- What this exercise asks
**a.** Duplicate the part of the Thompson ministry text starting with "- Date formed: June" and going on through "(from 9 September 1981)".
**b.** In the Thompson ministry text, who was Premier of Victoria before Lindsay Thompson?
=== Supplied text ===
- Date formed: June 5, 1981
- Date dissolved: April 8, 1982

People and organisations
- Monarch: Elizabeth II
- Governor: Sir Henry Winneke (until 28 February 1982) Sir Brian Murray (from 28 February 1982)
- Premier: Lindsay Thompson
- Deputy premier: Bill Borthwick
- No. of ministers: 18
- Member party: Liberal
- Status in legislature: Majority government
- Opposition party: Labor
- Opposition leaders: Frank Wilkes (until 9 September 1981) John Cain (from 9 September 1981)

History
- Predecessor: Hamer ministry
- Successor: Cain II ministry

= Thompson ministry =

60th ministry of the Government of Victoria

The Thompson Ministry was the 60th ministry of the Government of Victoria. It was led by the Premier of Victoria, Lindsay Thompson, of the Liberal Party. The ministry was sworn in on 5 June 1981. The ministry was formed when Thompson became Premier following the resignation of Rupert Hamer.
=== Excerpted data ===
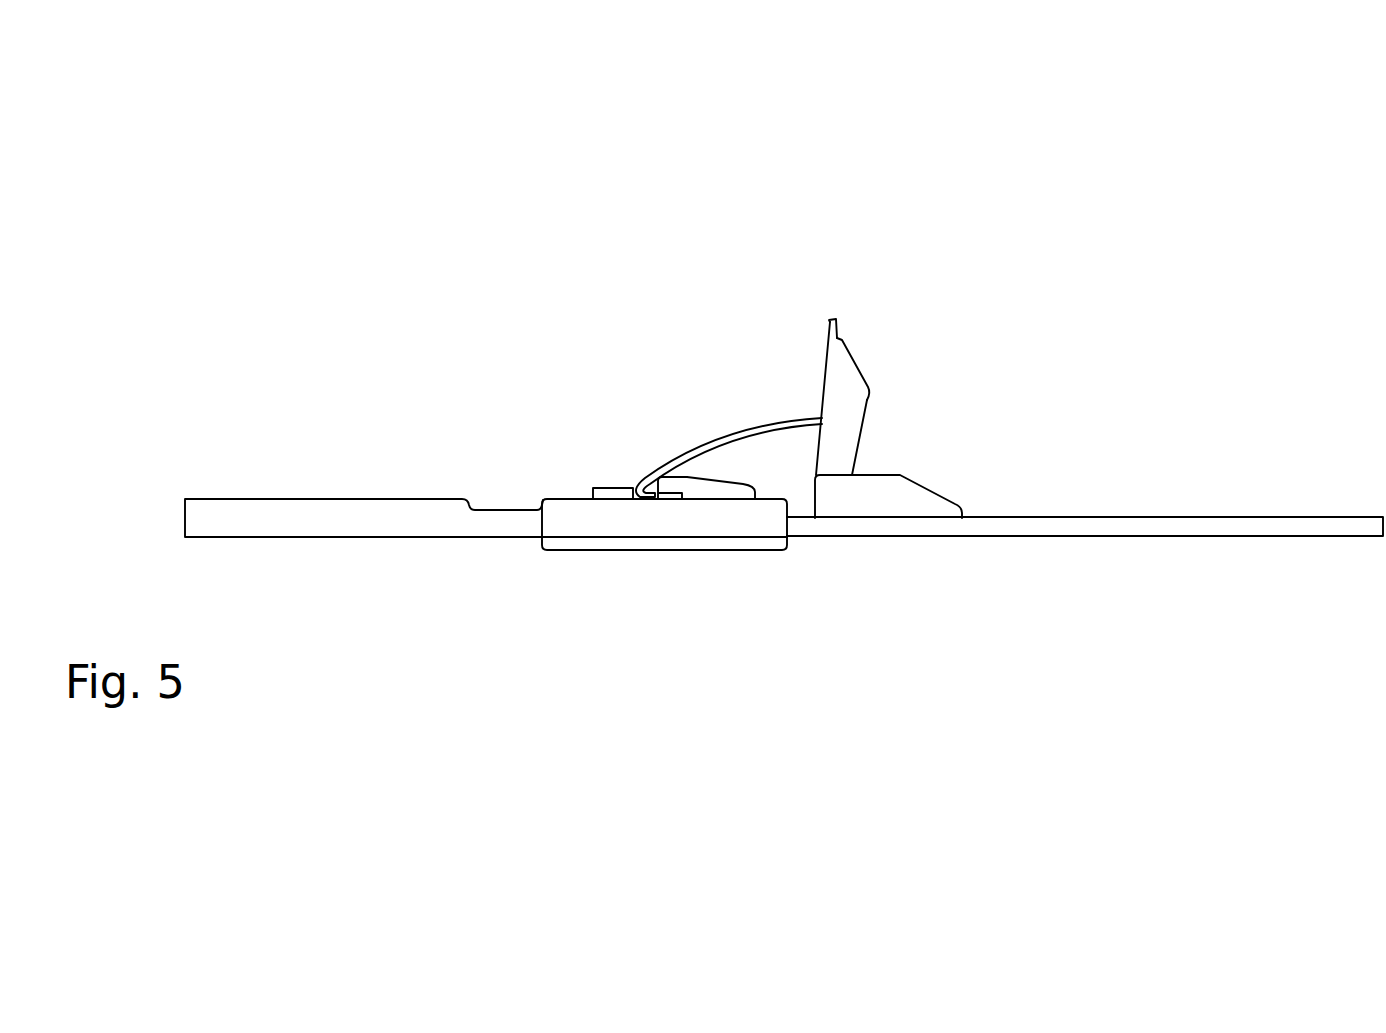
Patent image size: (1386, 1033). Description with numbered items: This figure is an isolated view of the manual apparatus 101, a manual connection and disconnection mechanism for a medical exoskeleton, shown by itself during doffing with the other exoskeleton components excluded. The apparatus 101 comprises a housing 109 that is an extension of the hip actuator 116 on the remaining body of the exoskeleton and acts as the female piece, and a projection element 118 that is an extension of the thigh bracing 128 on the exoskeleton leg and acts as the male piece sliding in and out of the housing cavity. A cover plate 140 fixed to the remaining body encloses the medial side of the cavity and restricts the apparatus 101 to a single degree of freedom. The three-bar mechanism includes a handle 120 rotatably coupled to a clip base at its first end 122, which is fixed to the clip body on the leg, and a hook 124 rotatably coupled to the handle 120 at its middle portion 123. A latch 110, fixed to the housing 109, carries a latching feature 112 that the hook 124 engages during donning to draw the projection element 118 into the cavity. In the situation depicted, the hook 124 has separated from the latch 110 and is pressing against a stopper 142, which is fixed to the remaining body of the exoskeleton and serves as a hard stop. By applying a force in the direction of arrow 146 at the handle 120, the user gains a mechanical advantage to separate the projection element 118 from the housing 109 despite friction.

The manual apparatus 101 is at (648, 211).
The housing 109 is at (745, 518).
The latch 110 is at (733, 482).
The latching feature 112 is at (672, 483).
The hip actuator 116 is at (283, 500).
The projection element 118 is at (790, 528).
The handle 120 is at (838, 318).
The first end 122 is at (915, 482).
The middle portion 123 is at (829, 424).
The hook 124 is at (635, 483).
The thigh bracing 128 is at (1215, 537).
The cover plate 140 is at (693, 550).
The stopper 142 is at (593, 488).
The arrow 146 is at (850, 318).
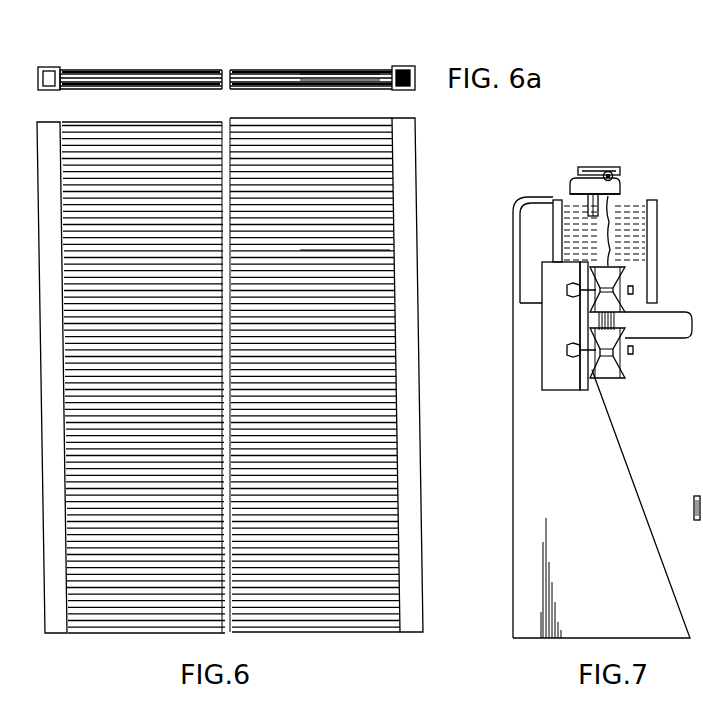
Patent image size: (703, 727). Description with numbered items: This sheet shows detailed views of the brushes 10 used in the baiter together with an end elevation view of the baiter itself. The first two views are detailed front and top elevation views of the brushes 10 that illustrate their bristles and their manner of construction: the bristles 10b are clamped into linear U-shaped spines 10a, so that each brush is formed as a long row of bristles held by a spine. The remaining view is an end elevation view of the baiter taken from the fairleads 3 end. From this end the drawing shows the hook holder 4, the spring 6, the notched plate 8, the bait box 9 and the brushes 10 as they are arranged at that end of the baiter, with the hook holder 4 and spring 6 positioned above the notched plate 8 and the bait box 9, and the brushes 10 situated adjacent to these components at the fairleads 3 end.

In FIG. 6A, the brushes 10 is at (420, 70).
In FIG. 6, the brushes 10 is at (417, 186).
In FIG. 7, the brushes 10 is at (633, 212).
In FIG. 6, the linear U-shaped spines 10a is at (380, 262).
In FIG. 6A, the bristles 10b is at (303, 70).
In FIG. 7, the fairleads 3 is at (622, 372).
In FIG. 7, the hook holder 4 is at (614, 178).
In FIG. 7, the spring 6 is at (600, 168).
In FIG. 7, the notched plate 8 is at (572, 190).
In FIG. 7, the bait box 9 is at (659, 257).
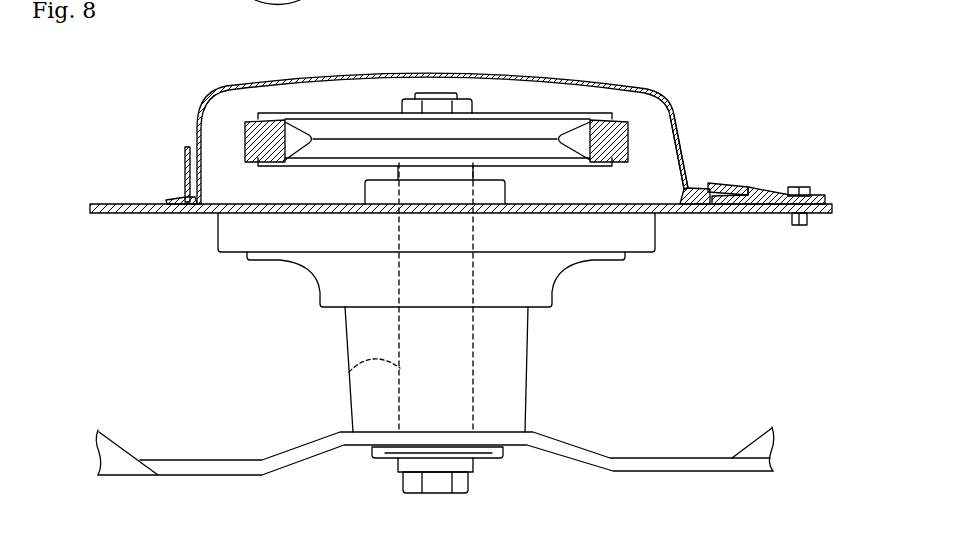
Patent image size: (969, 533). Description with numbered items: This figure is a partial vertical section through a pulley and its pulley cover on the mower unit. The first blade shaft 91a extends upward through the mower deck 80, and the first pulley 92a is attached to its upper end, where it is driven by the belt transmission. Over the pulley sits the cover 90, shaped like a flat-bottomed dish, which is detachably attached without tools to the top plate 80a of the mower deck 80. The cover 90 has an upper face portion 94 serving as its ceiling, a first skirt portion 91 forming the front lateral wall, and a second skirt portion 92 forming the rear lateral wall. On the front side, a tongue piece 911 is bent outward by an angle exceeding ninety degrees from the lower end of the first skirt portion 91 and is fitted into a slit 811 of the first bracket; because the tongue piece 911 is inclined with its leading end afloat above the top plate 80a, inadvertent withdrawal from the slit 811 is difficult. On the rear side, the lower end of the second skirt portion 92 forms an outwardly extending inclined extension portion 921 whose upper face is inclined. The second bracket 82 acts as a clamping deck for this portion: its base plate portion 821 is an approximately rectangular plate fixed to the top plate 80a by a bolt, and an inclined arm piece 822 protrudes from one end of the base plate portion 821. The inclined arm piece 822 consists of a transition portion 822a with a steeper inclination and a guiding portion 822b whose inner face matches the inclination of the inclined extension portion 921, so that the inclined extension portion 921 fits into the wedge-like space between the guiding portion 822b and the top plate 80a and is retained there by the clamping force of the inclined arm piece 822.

The mower deck 80 is at (461, 261).
The top plate 80a is at (107, 213).
The second bracket 82 is at (764, 192).
The cover 90 is at (208, 103).
The first skirt portion 91 is at (194, 137).
The first blade shaft 91a is at (347, 367).
The second skirt portion 92 is at (683, 150).
The first pulley 92a is at (545, 166).
The upper face portion 94 is at (597, 80).
The slit 811 is at (183, 165).
The base plate portion 821 is at (812, 212).
The inclined arm piece 822 is at (759, 153).
The transition portion 822a is at (770, 189).
The guiding portion 822b is at (730, 184).
The tongue piece 911 is at (168, 202).
The inclined extension portion 921 is at (718, 213).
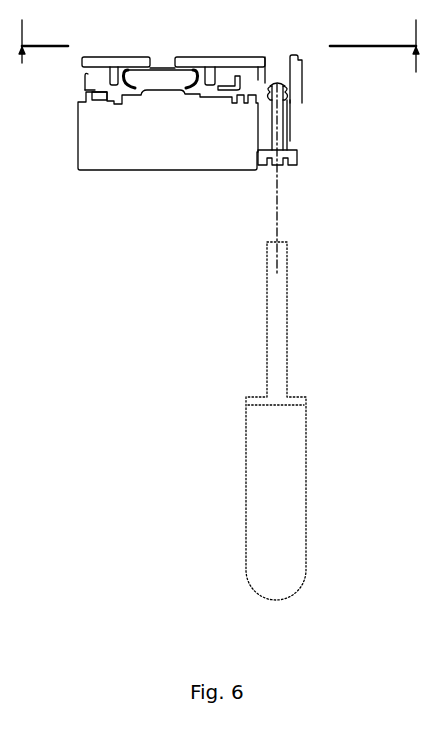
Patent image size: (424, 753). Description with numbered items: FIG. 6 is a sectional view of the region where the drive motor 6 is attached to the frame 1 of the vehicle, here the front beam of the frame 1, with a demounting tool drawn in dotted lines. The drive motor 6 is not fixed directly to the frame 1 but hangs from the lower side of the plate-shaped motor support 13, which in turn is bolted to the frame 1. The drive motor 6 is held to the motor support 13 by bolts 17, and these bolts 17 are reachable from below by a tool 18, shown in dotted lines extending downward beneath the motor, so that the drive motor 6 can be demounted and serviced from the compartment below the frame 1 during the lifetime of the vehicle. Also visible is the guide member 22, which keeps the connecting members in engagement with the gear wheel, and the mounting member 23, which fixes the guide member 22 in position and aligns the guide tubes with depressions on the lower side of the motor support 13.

The frame 1 is at (43, 52).
The drive motor 6 is at (152, 158).
The motor support 13 is at (302, 62).
The bolts 17 is at (290, 142).
The tool 18 is at (296, 470).
The guide member 22 is at (207, 83).
The mounting member 23 is at (84, 93).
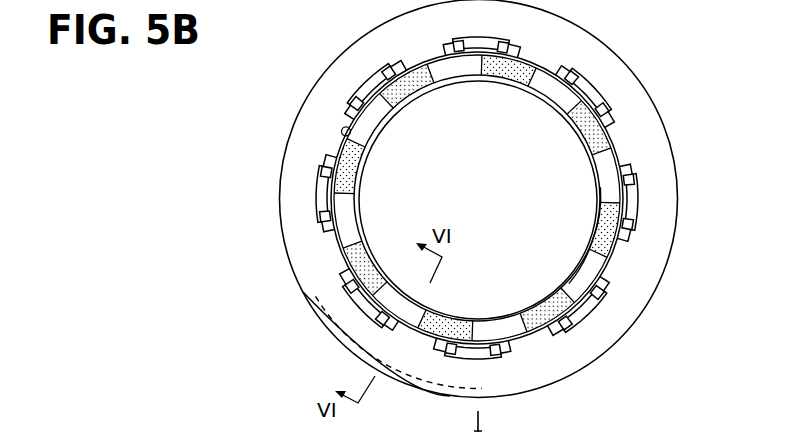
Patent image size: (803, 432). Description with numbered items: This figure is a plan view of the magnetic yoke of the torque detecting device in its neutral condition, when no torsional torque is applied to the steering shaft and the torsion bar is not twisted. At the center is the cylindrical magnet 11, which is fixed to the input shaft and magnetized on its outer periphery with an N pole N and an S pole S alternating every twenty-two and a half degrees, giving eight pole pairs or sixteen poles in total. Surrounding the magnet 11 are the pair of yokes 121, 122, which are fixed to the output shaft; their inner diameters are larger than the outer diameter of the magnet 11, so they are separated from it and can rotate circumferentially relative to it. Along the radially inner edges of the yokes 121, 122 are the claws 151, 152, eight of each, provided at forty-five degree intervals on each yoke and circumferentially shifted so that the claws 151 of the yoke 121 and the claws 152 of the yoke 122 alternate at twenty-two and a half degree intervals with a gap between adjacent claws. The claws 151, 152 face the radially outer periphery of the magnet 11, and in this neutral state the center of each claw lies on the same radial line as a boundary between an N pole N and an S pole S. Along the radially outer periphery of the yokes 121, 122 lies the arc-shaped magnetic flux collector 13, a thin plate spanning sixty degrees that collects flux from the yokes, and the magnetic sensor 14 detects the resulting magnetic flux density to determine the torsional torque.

The magnet 11 is at (585, 131).
The yoke 121 is at (305, 102).
The yoke 122 is at (345, 278).
The claws 151 is at (343, 136).
The claws 152 is at (322, 197).
The magnetic flux collector 13 is at (457, 396).
The magnetic sensor 14 is at (387, 367).
The N pole N is at (605, 188).
The S pole S is at (608, 250).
===
- Solutions to the exercise
**a.**
- Date formed: June 5, 1981
- Date dissolved: April 8, 1982

People and organisations
- Monarch: Elizabeth II
- Governor: Sir Henry Winneke (until 28 February 1982) Sir Brian Murray (from 28 February 1982)
- Premier: Lindsay Thompson
- Deputy premier: Bill Borthwick
- No. of ministers: 18
- Member party: Liberal
- Status in legislature: Majority government
- Opposition party: Labor
- Opposition leaders: Frank Wilkes (until 9 September 1981) John Cain (from 9 September 1981)

**b.** Rupert Hamer